**Set task**:
From the entries that follow, gather each line holding the word "پیکر".

**Excerpted records**:
········
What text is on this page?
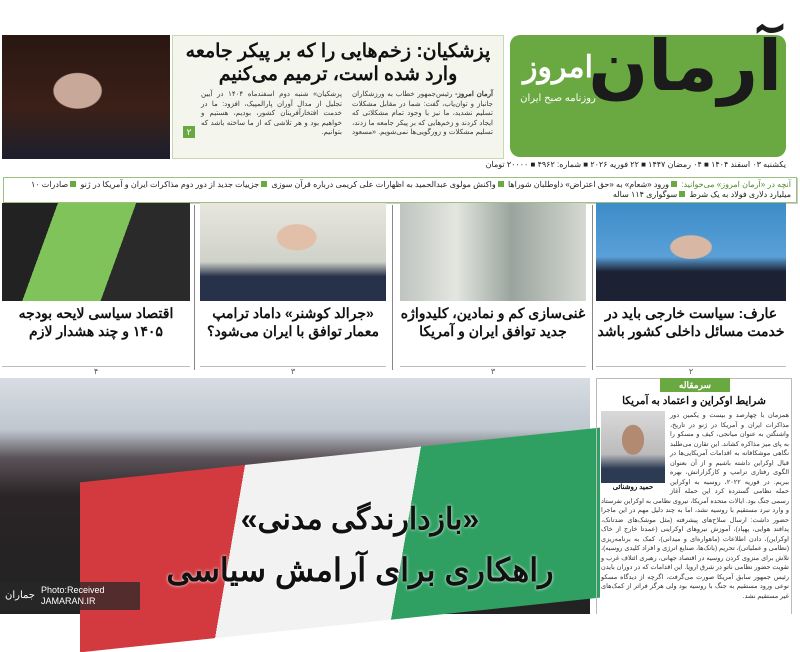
امروز
روزنامه صبح ایران
آرمان
یکشنبه ۰۳ اسفند ۱۴۰۴ ■ ۰۴ رمضان ۱۴۴۷ ■ ۲۲ فوریه ۲۰۲۶ ■ شماره: ۴۹۶۲ ■ ۲۰۰۰۰ تومان
پزشکیان: زخم‌هایی را که بر پیکر جامعه وارد شده است، ترمیم می‌کنیم
آرمان امروز- رئیس‌جمهور خطاب به ورزشکاران جانباز و توان‌یاب، گفت: شما در مقابل مشکلات تسلیم نشدید، ما نیز با وجود تمام مشکلاتی که ایجاد کردند و زخم‌هایی که بر پیکر جامعه ما زدند، تسلیم مشکلات و زورگویی‌ها نمی‌شویم. «مسعود پزشکیان» شنبه دوم اسفندماه ۱۴۰۴ در آیین تجلیل از مدال آوران پارالمپیک، افزود: ما در خدمت افتخارآفرینان کشور، بودیم، هستیم و خواهیم بود و هر تلاشی که از ما ساخته باشد که بتوانیم.
۲
آنچه در «آرمان امروز» می‌خوانید: ورود «شعام» به «حق اعتراض» داوطلبان شوراها واکنش مولوی عبدالحمید به اظهارات علی کریمی درباره قرآن سوزی جزییات جدید از دور دوم مذاکرات ایران و آمریکا در ژنو صادرات ۱۰ میلیارد دلاری فولاد به یک شرط سوگواری ۱۱۴ ساله
عارف: سیاست خارجی باید در خدمت مسائل داخلی کشور باشد
۲
غنی‌سازی کم و نمادین، کلیدواژه جدید توافق ایران و آمریکا
۳
«جرالد کوشنر» داماد ترامپ معمار توافق با ایران می‌شود؟
۳
اقتصاد سیاسی لایحه بودجه ۱۴۰۵ و چند هشدار لازم
۴
«بازدارندگی مدنی»
راهکاری برای آرامش سیاسی
جماران Photo:Received
JAMARAN.IR
سرمقاله
شرایط اوکراین و اعتماد به آمریکا
حمید روشنائی
همزمان با چهارصد و بیست و یکمین دور مذاکرات ایران و آمریکا در ژنو در تاریخ، واشنگتن به عنوان میانجی، کیف و مسکو را به پای میز مذاکره کشاند. این تقارن می‌طلبد نگاهی موشکافانه به اقدامات آمریکایی‌ها در قبال اوکراین داشته باشیم و از آن بعنوان الگوی رفتاری ترامپ و کارگزارانش، بهره ببریم. در فوریه ۲۰۲۲، روسیه به اوکراین حمله نظامی گسترده کرد این حمله آغاز رسمی جنگ بود. ایالات متحده آمریکا، نیروی نظامی به اوکراین نفرستاد و وارد نبرد مستقیم با روسیه نشد، اما به چند دلیل مهم در این ماجرا حضور داشت: ارسال سلاح‌های پیشرفته (مثل موشک‌های ضدتانک، پدافند هوایی، پهپاد)، آموزش نیروهای اوکراینی (عمدتا خارج از خاک اوکراین)، دادن اطلاعات (ماهواره‌ای و میدانی)، کمک به برنامه‌ریزی (نظامی و عملیاتی)، تحریم (بانک‌ها، صنایع انرژی و افراد کلیدی روسیه)، تلاش برای منزوی کردن روسیه در اقتصاد جهانی، رهبری ائتلاف غرب و تقویت حضور نظامی ناتو در شرق اروپا. این اقدامات که در دوران بایدن رئیس جمهور سابق آمریکا صورت می‌گرفت، اگرچه از دیدگاه مسکو نوعی ورود مستقیم به جنگ با روسیه بود ولی هرگز فراتر از کمک‌های غیر مستقیم نشد.
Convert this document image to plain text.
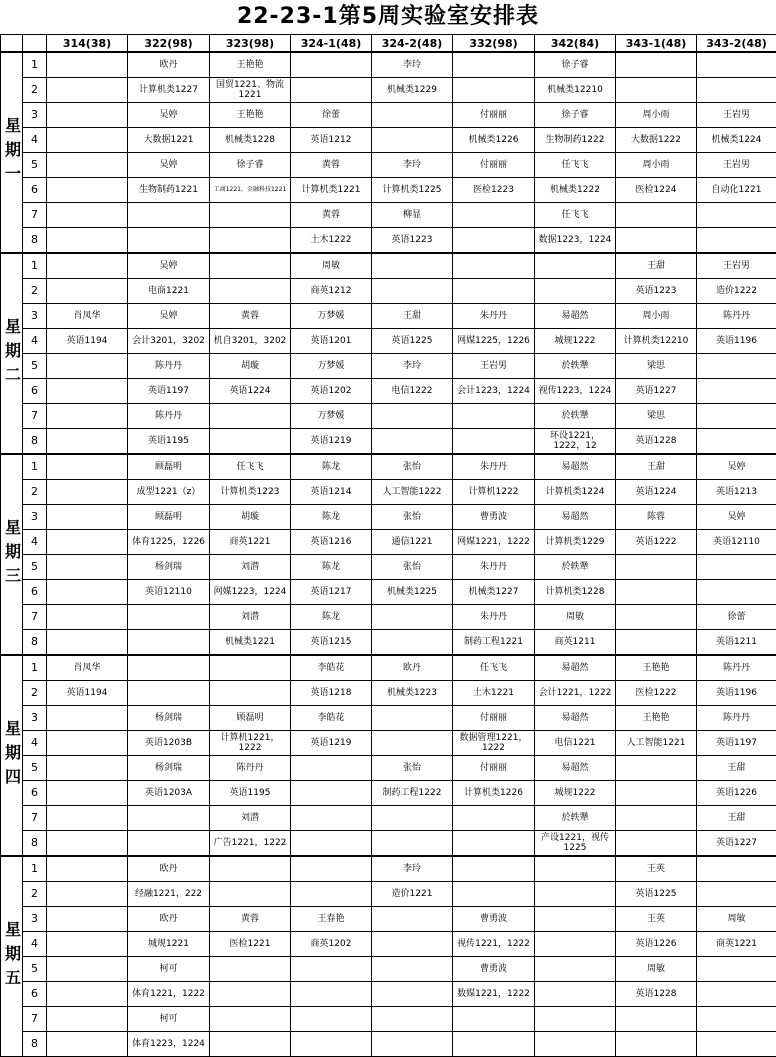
22-23-1第5周实验室安排表
		314(38)	322(98)	323(98)	324-1(48)	324-2(48)	332(98)	342(84)	343-1(48)	343-2(48)
星期一	1		欧丹	王艳艳		李玲		徐子睿		
	2		计算机类1227	国贸1221、物流1221		机械类1229		机械类12210		
	3		吴婷	王艳艳	徐蕾		付丽丽	徐子睿	周小雨	王岩男
	4		大数据1221	机械类1228	英语1212		机械类1226	生物制药1222	大数据1222	机械类1224
	5		吴婷	徐子睿	黄蓉	李玲	付丽丽	任飞飞	周小雨	王岩男
	6		生物制药1221	工商1221，金融科技1221	计算机类1221	计算机类1225	医检1223	机械类1222	医检1224	自动化1221
	7				黄蓉	柳显		任飞飞		
	8				土木1222	英语1223		数据1223，1224		
星期二	1		吴婷		周敏				王甜	王岩男
	2		电商1221		商英1212				英语1223	造价1222
	3	肖凤华	吴婷	黄蓉	万梦媛	王甜	朱丹丹	易超然	周小雨	陈丹丹
	4	英语1194	会计3201，3202	机自3201，3202	英语1201	英语1225	网媒1225，1226	城规1222	计算机类12210	英语1196
	5		陈丹丹	胡璇	万梦媛	李玲	王岩男	於轶犟	梁思	
	6		英语1197	英语1224	英语1202	电信1222	会计1223，1224	视传1223，1224	英语1227	
	7		陈丹丹		万梦媛			於轶犟	梁思	
	8		英语1195		英语1219			环设1221，1222，12	英语1228	
星期三	1		顾磊明	任飞飞	陈龙	张怡	朱丹丹	易超然	王甜	吴婷
	2		成型1221（z）	计算机类1223	英语1214	人工智能1222	计算机1222	计算机类1224	英语1224	英语1213
	3		顾磊明	胡璇	陈龙	张怡	曹勇波	易超然	陈蓉	吴婷
	4		体育1225，1226	商英1221	英语1216	通信1221	网媒1221，1222	计算机类1229	英语1222	英语12110
	5		杨剑瑞	刘潜	陈龙	张怡	朱丹丹	於轶犟		
	6		英语12110	网媒1223，1224	英语1217	机械类1225	机械类1227	计算机类1228		
	7			刘潜	陈龙		朱丹丹	周敏		徐蕾
	8			机械类1221	英语1215		制药工程1221	商英1211		英语1211
星期四	1	肖凤华			李皓花	欧丹	任飞飞	易超然	王艳艳	陈丹丹
	2	英语1194			英语1218	机械类1223	土木1221	会计1221，1222	医检1222	英语1196
	3		杨剑瑞	顾磊明	李皓花		付丽丽	易超然	王艳艳	陈丹丹
	4		英语1203B	计算机1221，1222	英语1219		数据管理1221，1222	电信1221	人工智能1221	英语1197
	5		杨剑瑞	陈丹丹		张怡	付丽丽	易超然		王甜
	6		英语1203A	英语1195		制药工程1222	计算机类1226	城规1222		英语1226
	7			刘潜				於轶犟		王甜
	8			广告1221，1222				产设1221，视传1225		英语1227
星期五	1		欧丹			李玲			王英	
	2		经融1221，222			造价1221			英语1225	
	3		欧丹	黄蓉	王春艳		曹勇波		王英	周敏
	4		城规1221	医检1221	商英1202		视传1221，1222		英语1226	商英1221
	5		柯可				曹勇波		周敏	
	6		体育1221，1222				数媒1221，1222		英语1228	
	7		柯可							
	8		体育1223，1224							
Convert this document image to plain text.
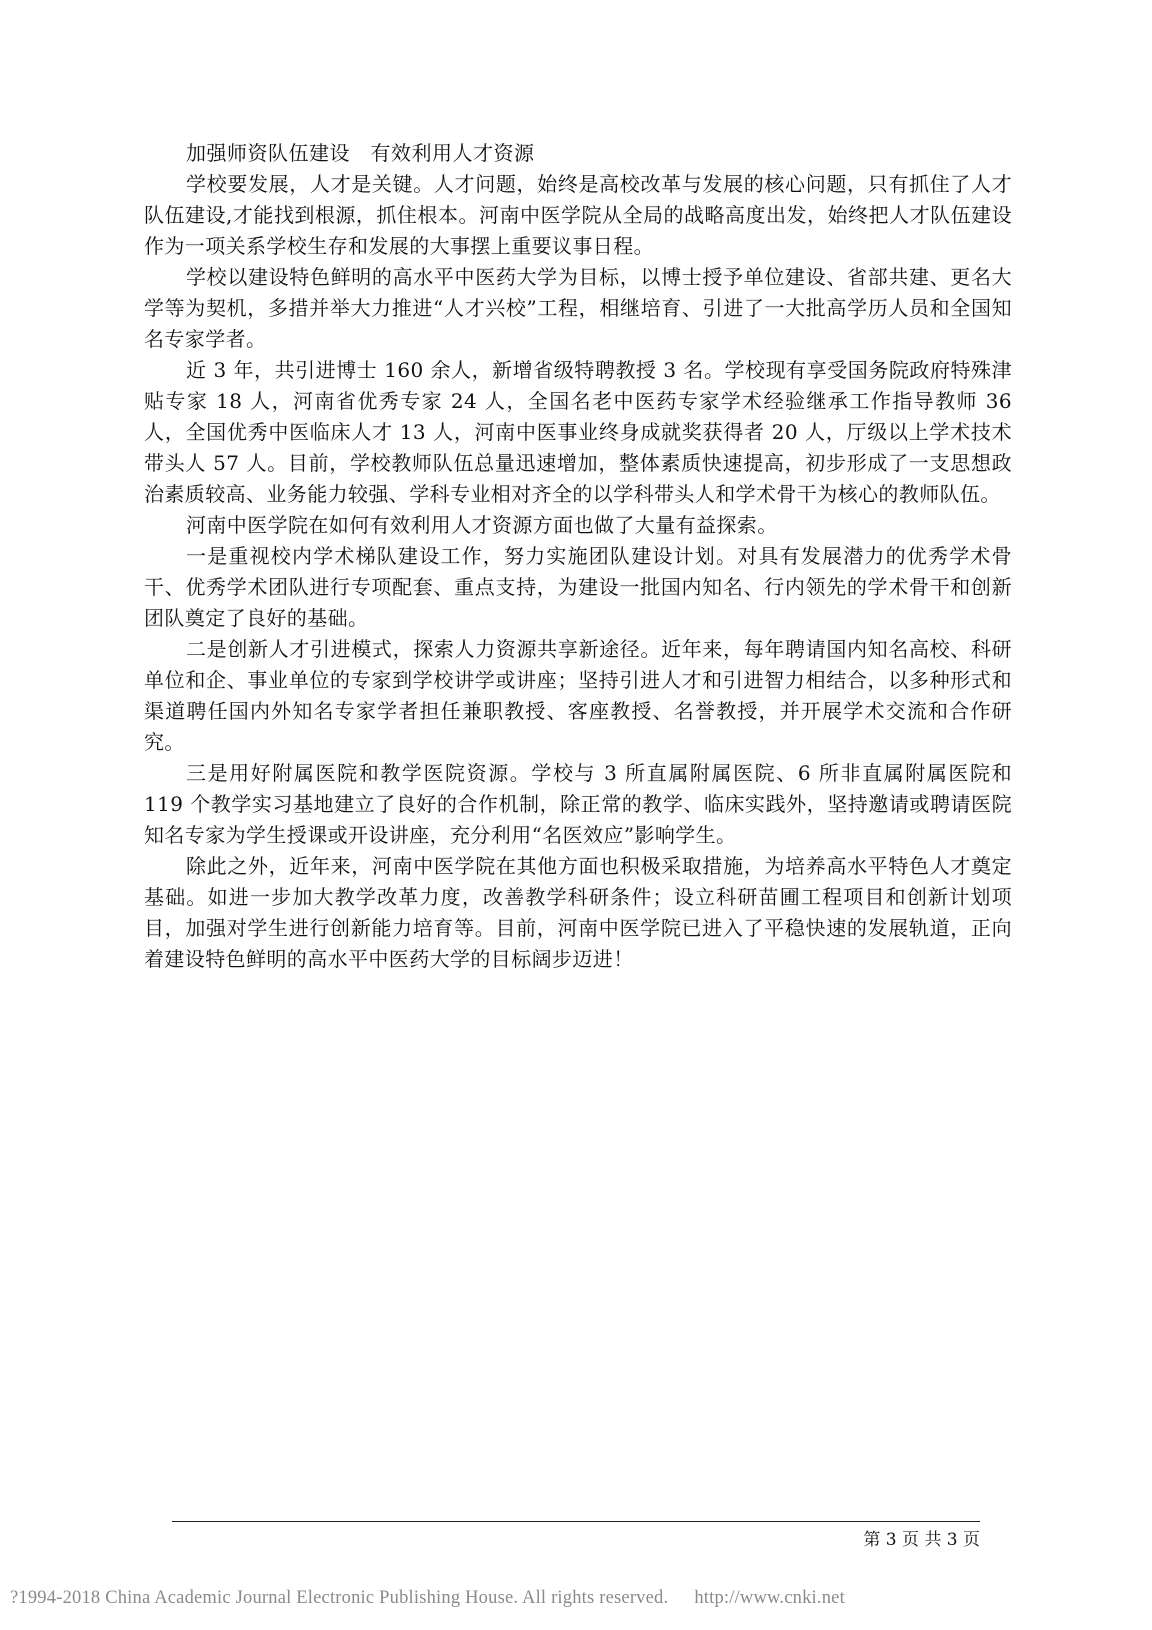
加强师资队伍建设　有效利用人才资源

学校要发展，人才是关键。人才问题，始终是高校改革与发展的核心问题，只有抓住了人才队伍建设,才能找到根源，抓住根本。河南中医学院从全局的战略高度出发，始终把人才队伍建设作为一项关系学校生存和发展的大事摆上重要议事日程。

学校以建设特色鲜明的高水平中医药大学为目标，以博士授予单位建设、省部共建、更名大学等为契机，多措并举大力推进“人才兴校”工程，相继培育、引进了一大批高学历人员和全国知名专家学者。

近 3 年，共引进博士 160 余人，新增省级特聘教授 3 名。学校现有享受国务院政府特殊津贴专家 18 人，河南省优秀专家 24 人，全国名老中医药专家学术经验继承工作指导教师 36 人，全国优秀中医临床人才 13 人，河南中医事业终身成就奖获得者 20 人，厅级以上学术技术带头人 57 人。目前，学校教师队伍总量迅速增加，整体素质快速提高，初步形成了一支思想政治素质较高、业务能力较强、学科专业相对齐全的以学科带头人和学术骨干为核心的教师队伍。

河南中医学院在如何有效利用人才资源方面也做了大量有益探索。

一是重视校内学术梯队建设工作，努力实施团队建设计划。对具有发展潜力的优秀学术骨干、优秀学术团队进行专项配套、重点支持，为建设一批国内知名、行内领先的学术骨干和创新团队奠定了良好的基础。

二是创新人才引进模式，探索人力资源共享新途径。近年来，每年聘请国内知名高校、科研单位和企、事业单位的专家到学校讲学或讲座；坚持引进人才和引进智力相结合，以多种形式和渠道聘任国内外知名专家学者担任兼职教授、客座教授、名誉教授，并开展学术交流和合作研究。

三是用好附属医院和教学医院资源。学校与 3 所直属附属医院、6 所非直属附属医院和 119 个教学实习基地建立了良好的合作机制，除正常的教学、临床实践外，坚持邀请或聘请医院知名专家为学生授课或开设讲座，充分利用“名医效应”影响学生。

除此之外，近年来，河南中医学院在其他方面也积极采取措施，为培养高水平特色人才奠定基础。如进一步加大教学改革力度，改善教学科研条件；设立科研苗圃工程项目和创新计划项目，加强对学生进行创新能力培育等。目前，河南中医学院已进入了平稳快速的发展轨道，正向着建设特色鲜明的高水平中医药大学的目标阔步迈进！

第 3 页 共 3 页
?1994-2018 China Academic Journal Electronic Publishing House. All rights reserved. http://www.cnki.net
········
**Output for this task**:
پزشکیان: زخم‌هایی را که بر پیکر جامعه وارد شده است، ترمیم می‌کنیم
آرمان امروز- رئیس‌جمهور خطاب به ورزشکاران جانباز و توان‌یاب، گفت: شما در مقابل مشکلات تسلیم نشدید، ما نیز با وجود تمام مشکلاتی که ایجاد کردند و زخم‌هایی که بر پیکر جامعه ما زدند، تسلیم مشکلات و زورگویی‌ها نمی‌شویم. «مسعود پزشکیان» شنبه دوم اسفندماه ۱۴۰۴ در آیین تجلیل از مدال آوران پارالمپیک، افزود: ما در خدمت افتخارآفرینان کشور، بودیم، هستیم و خواهیم بود و هر تلاشی که از ما ساخته باشد که بتوانیم.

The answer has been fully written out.